>> start DATASET RECORDS

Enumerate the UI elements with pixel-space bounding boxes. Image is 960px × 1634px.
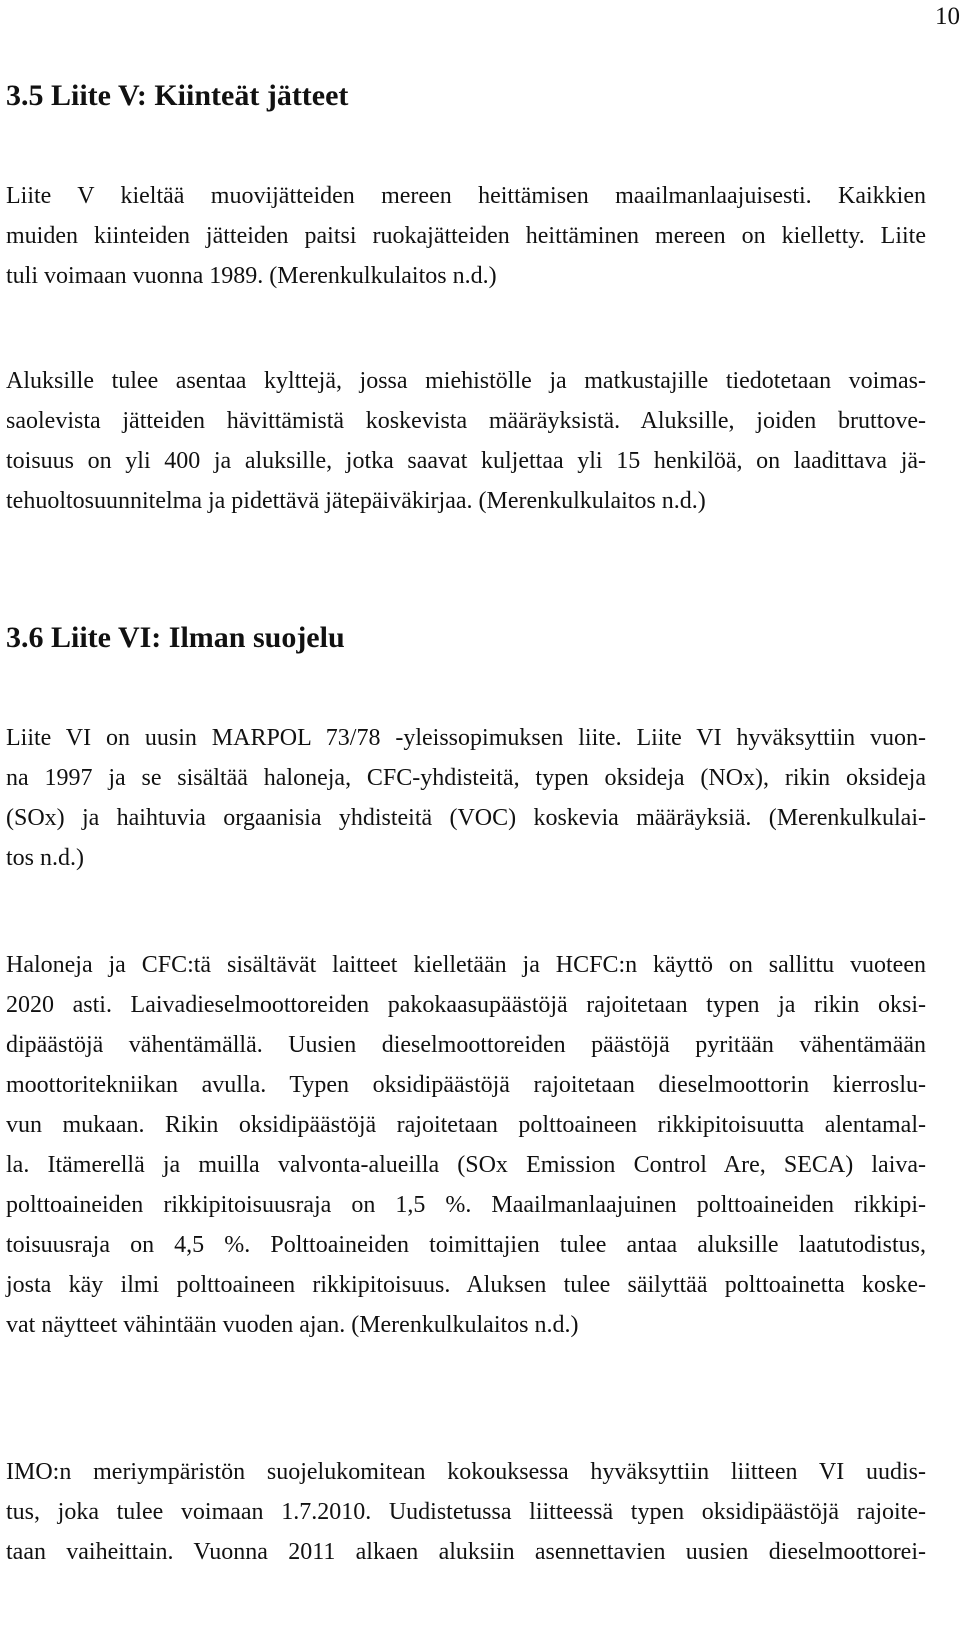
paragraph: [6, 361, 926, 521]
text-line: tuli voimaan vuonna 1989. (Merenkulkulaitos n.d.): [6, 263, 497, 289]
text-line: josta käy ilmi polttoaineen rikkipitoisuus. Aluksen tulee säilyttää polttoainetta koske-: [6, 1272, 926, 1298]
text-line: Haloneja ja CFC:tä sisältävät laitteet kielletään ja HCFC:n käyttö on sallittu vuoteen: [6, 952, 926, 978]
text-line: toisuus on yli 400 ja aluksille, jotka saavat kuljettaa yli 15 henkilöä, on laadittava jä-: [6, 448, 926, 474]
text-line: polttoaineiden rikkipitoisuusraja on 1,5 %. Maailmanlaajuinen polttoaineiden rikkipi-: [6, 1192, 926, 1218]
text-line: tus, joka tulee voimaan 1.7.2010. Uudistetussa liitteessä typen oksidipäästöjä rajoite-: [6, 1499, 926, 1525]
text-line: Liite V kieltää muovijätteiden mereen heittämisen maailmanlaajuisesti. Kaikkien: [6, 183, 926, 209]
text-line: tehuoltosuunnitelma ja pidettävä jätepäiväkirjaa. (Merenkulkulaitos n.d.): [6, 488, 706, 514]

>> end DATASET RECORDS

TASK —
Copy every row above exactly as it appears, leaving the picture out of your answer.

EXERCISE RESPONSE —
Enumerate the UI elements with pixel-space bounding boxes. Image is 960px × 1634px.
paragraph: [6, 361, 926, 521]
text-line: tuli voimaan vuonna 1989. (Merenkulkulaitos n.d.): [6, 263, 497, 289]
text-line: josta käy ilmi polttoaineen rikkipitoisuus. Aluksen tulee säilyttää polttoainetta koske-: [6, 1272, 926, 1298]
text-line: Haloneja ja CFC:tä sisältävät laitteet kielletään ja HCFC:n käyttö on sallittu vuoteen: [6, 952, 926, 978]
text-line: toisuus on yli 400 ja aluksille, jotka saavat kuljettaa yli 15 henkilöä, on laadittava jä-: [6, 448, 926, 474]
text-line: polttoaineiden rikkipitoisuusraja on 1,5 %. Maailmanlaajuinen polttoaineiden rikkipi-: [6, 1192, 926, 1218]
text-line: tus, joka tulee voimaan 1.7.2010. Uudistetussa liitteessä typen oksidipäästöjä rajoite-: [6, 1499, 926, 1525]
text-line: Liite V kieltää muovijätteiden mereen heittämisen maailmanlaajuisesti. Kaikkien: [6, 183, 926, 209]
text-line: tehuoltosuunnitelma ja pidettävä jätepäiväkirjaa. (Merenkulkulaitos n.d.): [6, 488, 706, 514]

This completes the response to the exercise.